---------- DATA SHOWN
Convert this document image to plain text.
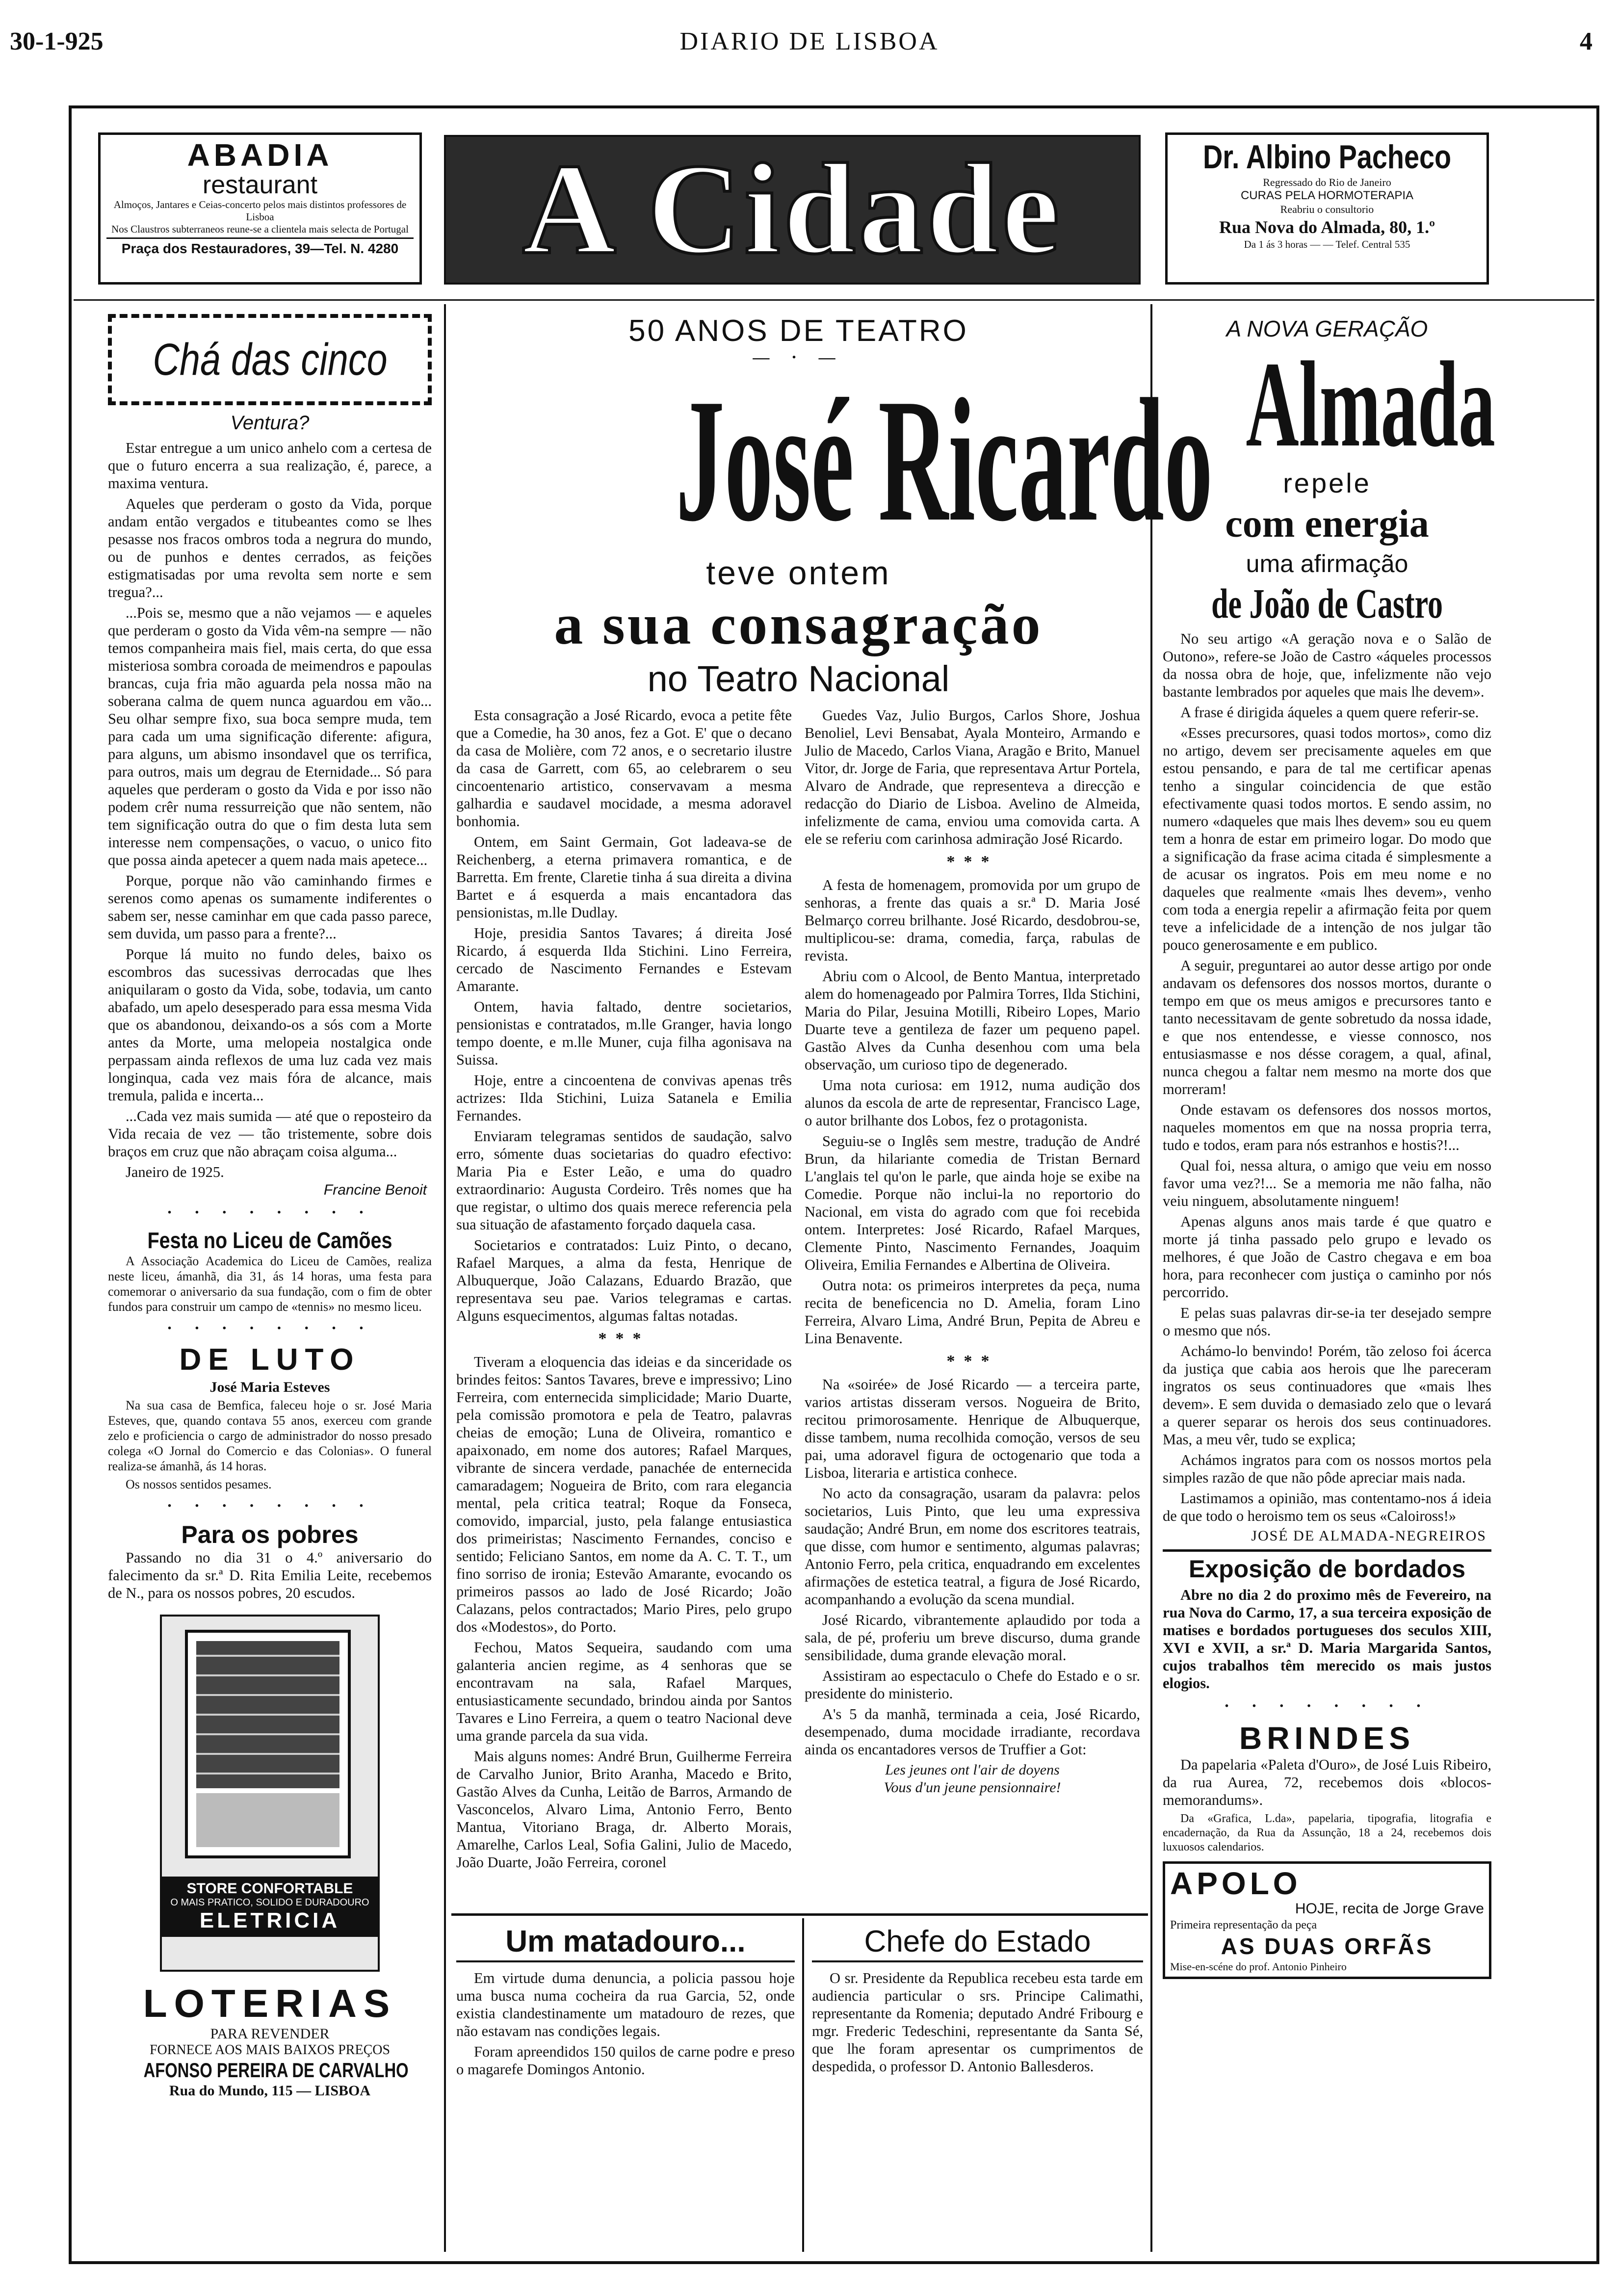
30-1-925	DIARIO DE LISBOA	4
ABADIA
restaurant
Almoços, Jantares e Ceias-concerto pelos mais distintos professores de Lisboa
Nos Claustros subterraneos reune-se a clientela mais selecta de Portugal
Praça dos Restauradores, 39—Tel. N. 4280 A Cidade	Dr. Albino Pacheco
Regressado do Rio de Janeiro
CURAS PELA HORMOTERAPIA
Reabriu o consultorio
Rua Nova do Almada, 80, 1.º
Da 1 ás 3 horas — — Telef. Central 535
Chá das cinco
Ventura?

Estar entregue a um unico anhelo com a certesa de que o futuro encerra a sua realização, é, parece, a maxima ventura.

Aqueles que perderam o gosto da Vida, porque andam então vergados e titubeantes como se lhes pesasse nos fracos ombros toda a negrura do mundo, ou de punhos e dentes cerrados, as feições estigmatisadas por uma revolta sem norte e sem tregua?...

...Pois se, mesmo que a não vejamos — e aqueles que perderam o gosto da Vida vêm-na sempre — não temos companheira mais fiel, mais certa, do que essa misteriosa sombra coroada de meimendros e papoulas brancas, cuja fria mão aguarda pela nossa mão na soberana calma de quem nunca aguardou em vão... Seu olhar sempre fixo, sua boca sempre muda, tem para cada um uma significação diferente: afigura, para alguns, um abismo insondavel que os terrifica, para outros, mais um degrau de Eternidade... Só para aqueles que perderam o gosto da Vida e por isso não podem crêr numa ressurreição que não sentem, não tem significação outra do que o fim desta luta sem interesse nem compensações, o vacuo, o unico fito que possa ainda apetecer a quem nada mais apetece...

Porque, porque não vão caminhando firmes e serenos como apenas os sumamente indiferentes o sabem ser, nesse caminhar em que cada passo parece, sem duvida, um passo para a frente?...

Porque lá muito no fundo deles, baixo os escombros das sucessivas derrocadas que lhes aniquilaram o gosto da Vida, sobe, todavia, um canto abafado, um apelo desesperado para essa mesma Vida que os abandonou, deixando-os a sós com a Morte antes da Morte, uma melopeia nostalgica onde perpassam ainda reflexos de uma luz cada vez mais longinqua, cada vez mais fóra de alcance, mais tremula, palida e incerta...

...Cada vez mais sumida — até que o reposteiro da Vida recaia de vez — tão tristemente, sobre dois braços em cruz que não abraçam coisa alguma...

Janeiro de 1925.

Francine Benoit
· · · · · · · ·
Festa no Liceu de Camões

A Associação Academica do Liceu de Camões, realiza neste liceu, ámanhã, dia 31, ás 14 horas, uma festa para comemorar o aniversario da sua fundação, com o fim de obter fundos para construir um campo de «tennis» no mesmo liceu.

· · · · · · · ·
DE LUTO
José Maria Esteves

Na sua casa de Bemfica, faleceu hoje o sr. José Maria Esteves, que, quando contava 55 anos, exerceu com grande zelo e proficiencia o cargo de administrador do nosso presado colega «O Jornal do Comercio e das Colonias». O funeral realiza-se ámanhã, ás 14 horas.

Os nossos sentidos pesames.

· · · · · · · ·
Para os pobres

Passando no dia 31 o 4.º aniversario do falecimento da sr.ª D. Rita Emilia Leite, recebemos de N., para os nossos pobres, 20 escudos.

STORE CONFORTABLE
O MAIS PRATICO, SOLIDO E DURADOURO
ELETRICIA
LOTERIAS
PARA REVENDER
FORNECE AOS MAIS BAIXOS PREÇOS
AFONSO PEREIRA DE CARVALHO
Rua do Mundo, 115 — LISBOA
50 ANOS DE TEATRO
— · —
José Ricardo
teve ontem
a sua consagração
no Teatro Nacional

Esta consagração a José Ricardo, evoca a petite fête que a Comedie, ha 30 anos, fez a Got. E' que o decano da casa de Molière, com 72 anos, e o secretario ilustre da casa de Garrett, com 65, ao celebrarem o seu cincoentenario artistico, conservavam a mesma galhardia e saudavel mocidade, a mesma adoravel bonhomia.

Ontem, em Saint Germain, Got ladeava-se de Reichenberg, a eterna primavera romantica, e de Barretta. Em frente, Claretie tinha á sua direita a divina Bartet e á esquerda a mais encantadora das pensionistas, m.lle Dudlay.

Hoje, presidia Santos Tavares; á direita José Ricardo, á esquerda Ilda Stichini. Lino Ferreira, cercado de Nascimento Fernandes e Estevam Amarante.

Ontem, havia faltado, dentre societarios, pensionistas e contratados, m.lle Granger, havia longo tempo doente, e m.lle Muner, cuja filha agonisava na Suissa.

Hoje, entre a cincoentena de convivas apenas três actrizes: Ilda Stichini, Luiza Satanela e Emilia Fernandes.

Enviaram telegramas sentidos de saudação, salvo erro, sómente duas societarias do quadro efectivo: Maria Pia e Ester Leão, e uma do quadro extraordinario: Augusta Cordeiro. Três nomes que ha que registar, o ultimo dos quais merece referencia pela sua situação de afastamento forçado daquela casa.

Societarios e contratados: Luiz Pinto, o decano, Rafael Marques, a alma da festa, Henrique de Albuquerque, João Calazans, Eduardo Brazão, que representava seu pae. Varios telegramas e cartas. Alguns esquecimentos, algumas faltas notadas.

***

Tiveram a eloquencia das ideias e da sinceridade os brindes feitos: Santos Tavares, breve e impressivo; Lino Ferreira, com enternecida simplicidade; Mario Duarte, pela comissão promotora e pela de Teatro, palavras cheias de emoção; Luna de Oliveira, romantico e apaixonado, em nome dos autores; Rafael Marques, vibrante de sincera verdade, panachée de enternecida camaradagem; Nogueira de Brito, com rara elegancia mental, pela critica teatral; Roque da Fonseca, comovido, imparcial, justo, pela falange entusiastica dos primeiristas; Nascimento Fernandes, conciso e sentido; Feliciano Santos, em nome da A. C. T. T., um fino sorriso de ironia; Estevão Amarante, evocando os primeiros passos ao lado de José Ricardo; João Calazans, pelos contractados; Mario Pires, pelo grupo dos «Modestos», do Porto.

Fechou, Matos Sequeira, saudando com uma galanteria ancien regime, as 4 senhoras que se encontravam na sala, Rafael Marques, entusiasticamente secundado, brindou ainda por Santos Tavares e Lino Ferreira, a quem o teatro Nacional deve uma grande parcela da sua vida.

Mais alguns nomes: André Brun, Guilherme Ferreira de Carvalho Junior, Brito Aranha, Macedo e Brito, Gastão Alves da Cunha, Leitão de Barros, Armando de Vasconcelos, Alvaro Lima, Antonio Ferro, Bento Mantua, Vitoriano Braga, dr. Alberto Morais, Amarelhe, Carlos Leal, Sofia Galini, Julio de Macedo, João Duarte, João Ferreira, coronel

Guedes Vaz, Julio Burgos, Carlos Shore, Joshua Benoliel, Levi Bensabat, Ayala Monteiro, Armando e Julio de Macedo, Carlos Viana, Aragão e Brito, Manuel Vitor, dr. Jorge de Faria, que representava Artur Portela, Alvaro de Andrade, que representeva a direcção e redacção do Diario de Lisboa. Avelino de Almeida, infelizmente de cama, enviou uma comovida carta. A ele se referiu com carinhosa admiração José Ricardo.

***

A festa de homenagem, promovida por um grupo de senhoras, a frente das quais a sr.ª D. Maria José Belmarço correu brilhante. José Ricardo, desdobrou-se, multiplicou-se: drama, comedia, farça, rabulas de revista.

Abriu com o Alcool, de Bento Mantua, interpretado alem do homenageado por Palmira Torres, Ilda Stichini, Maria do Pilar, Jesuina Motilli, Ribeiro Lopes, Mario Duarte teve a gentileza de fazer um pequeno papel. Gastão Alves da Cunha desenhou com uma bela observação, um curioso tipo de degenerado.

Uma nota curiosa: em 1912, numa audição dos alunos da escola de arte de representar, Francisco Lage, o autor brilhante dos Lobos, fez o protagonista.

Seguiu-se o Inglês sem mestre, tradução de André Brun, da hilariante comedia de Tristan Bernard L'anglais tel qu'on le parle, que ainda hoje se exibe na Comedie. Porque não inclui-la no reportorio do Nacional, em vista do agrado com que foi recebida ontem. Interpretes: José Ricardo, Rafael Marques, Clemente Pinto, Nascimento Fernandes, Joaquim Oliveira, Emilia Fernandes e Albertina de Oliveira.

Outra nota: os primeiros interpretes da peça, numa recita de beneficencia no D. Amelia, foram Lino Ferreira, Alvaro Lima, André Brun, Pepita de Abreu e Lina Benavente.

***

Na «soirée» de José Ricardo — a terceira parte, varios artistas disseram versos. Nogueira de Brito, recitou primorosamente. Henrique de Albuquerque, disse tambem, numa recolhida comoção, versos de seu pai, uma adoravel figura de octogenario que toda a Lisboa, literaria e artistica conhece.

No acto da consagração, usaram da palavra: pelos societarios, Luis Pinto, que leu uma expressiva saudação; André Brun, em nome dos escritores teatrais, que disse, com humor e sentimento, algumas palavras; Antonio Ferro, pela critica, enquadrando em excelentes afirmações de estetica teatral, a figura de José Ricardo, acompanhando a evolução da scena mundial.

José Ricardo, vibrantemente aplaudido por toda a sala, de pé, proferiu um breve discurso, duma grande sensibilidade, duma grande elevação moral.

Assistiram ao espectaculo o Chefe do Estado e o sr. presidente do ministerio.

A's 5 da manhã, terminada a ceia, José Ricardo, desempenado, duma mocidade irradiante, recordava ainda os encantadores versos de Truffier a Got:

Les jeunes ont l'air de doyens
Vous d'un jeune pensionnaire!
Um matadouro...

Em virtude duma denuncia, a policia passou hoje uma busca numa cocheira da rua Garcia, 52, onde existia clandestinamente um matadouro de rezes, que não estavam nas condições legais.

Foram apreendidos 150 quilos de carne podre e preso o magarefe Domingos Antonio.

Chefe do Estado

O sr. Presidente da Republica recebeu esta tarde em audiencia particular o srs. Principe Calimathi, representante da Romenia; deputado André Fribourg e mgr. Frederic Tedeschini, representante da Santa Sé, que lhe foram apresentar os cumprimentos de despedida, o professor D. Antonio Ballesderos.

A NOVA GERAÇÃO
Almada
repele
com energia
uma afirmação
de João de Castro

No seu artigo «A geração nova e o Salão de Outono», refere-se João de Castro «áqueles processos da nossa obra de hoje, que, infelizmente não vejo bastante lembrados por aqueles que mais lhe devem».

A frase é dirigida áqueles a quem quere referir-se.

«Esses precursores, quasi todos mortos», como diz no artigo, devem ser precisamente aqueles em que estou pensando, e para de tal me certificar apenas tenho a singular coincidencia de que estão efectivamente quasi todos mortos. E sendo assim, no numero «daqueles que mais lhes devem» sou eu quem tem a honra de estar em primeiro logar. Do modo que a significação da frase acima citada é simplesmente a de acusar os ingratos. Pois em meu nome e no daqueles que realmente «mais lhes devem», venho com toda a energia repelir a afirmação feita por quem teve a infelicidade de a intenção de nos julgar tão pouco generosamente e em publico.

A seguir, preguntarei ao autor desse artigo por onde andavam os defensores dos nossos mortos, durante o tempo em que os meus amigos e precursores tanto e tanto necessitavam de gente sobretudo da nossa idade, e que nos entendesse, e viesse connosco, nos entusiasmasse e nos désse coragem, a qual, afinal, nunca chegou a faltar nem mesmo na morte dos que morreram!

Onde estavam os defensores dos nossos mortos, naqueles momentos em que na nossa propria terra, tudo e todos, eram para nós estranhos e hostis?!...

Qual foi, nessa altura, o amigo que veiu em nosso favor uma vez?!... Se a memoria me não falha, não veiu ninguem, absolutamente ninguem!

Apenas alguns anos mais tarde é que quatro e morte já tinha passado pelo grupo e levado os melhores, é que João de Castro chegava e em boa hora, para reconhecer com justiça o caminho por nós percorrido.

E pelas suas palavras dir-se-ia ter desejado sempre o mesmo que nós.

Achámo-lo benvindo! Porém, tão zeloso foi ácerca da justiça que cabia aos herois que lhe pareceram ingratos os seus continuadores que «mais lhes devem». E sem duvida o demasiado zelo que o levará a querer separar os herois dos seus continuadores. Mas, a meu vêr, tudo se explica;

Achámos ingratos para com os nossos mortos pela simples razão de que não pôde apreciar mais nada.

Lastimamos a opinião, mas contentamo-nos á ideia de que todo o heroismo tem os seus «Caloiross!»

JOSÉ DE ALMADA-NEGREIROS
Exposição de bordados

Abre no dia 2 do proximo mês de Fevereiro, na rua Nova do Carmo, 17, a sua terceira exposição de matises e bordados portugueses dos seculos XIII, XVI e XVII, a sr.ª D. Maria Margarida Santos, cujos trabalhos têm merecido os mais justos elogios.

· · · · · · · ·
BRINDES

Da papelaria «Paleta d'Ouro», de José Luis Ribeiro, da rua Aurea, 72, recebemos dois «blocos-memorandums».

Da «Grafica, L.da», papelaria, tipografia, litografia e encadernação, da Rua da Assunção, 18 a 24, recebemos dois luxuosos calendarios.

APOLO
HOJE, recita de Jorge Grave
Primeira representação da peça
AS DUAS ORFÃS
Mise-en-scéne do prof. Antonio Pinheiro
--------------------
■ **WRITTEN EXERCISE**
Look through the entries above and report each line where the string "Camões" occurs.

■ **TASK RESULT**
Festa no Liceu de Camões
A Associação Academica do Liceu de Camões, realiza neste liceu, ámanhã, dia 31, ás 14 horas, uma festa para comemorar o aniversario da sua fundação, com o fim de obter fundos para construir um campo de «tennis» no mesmo liceu.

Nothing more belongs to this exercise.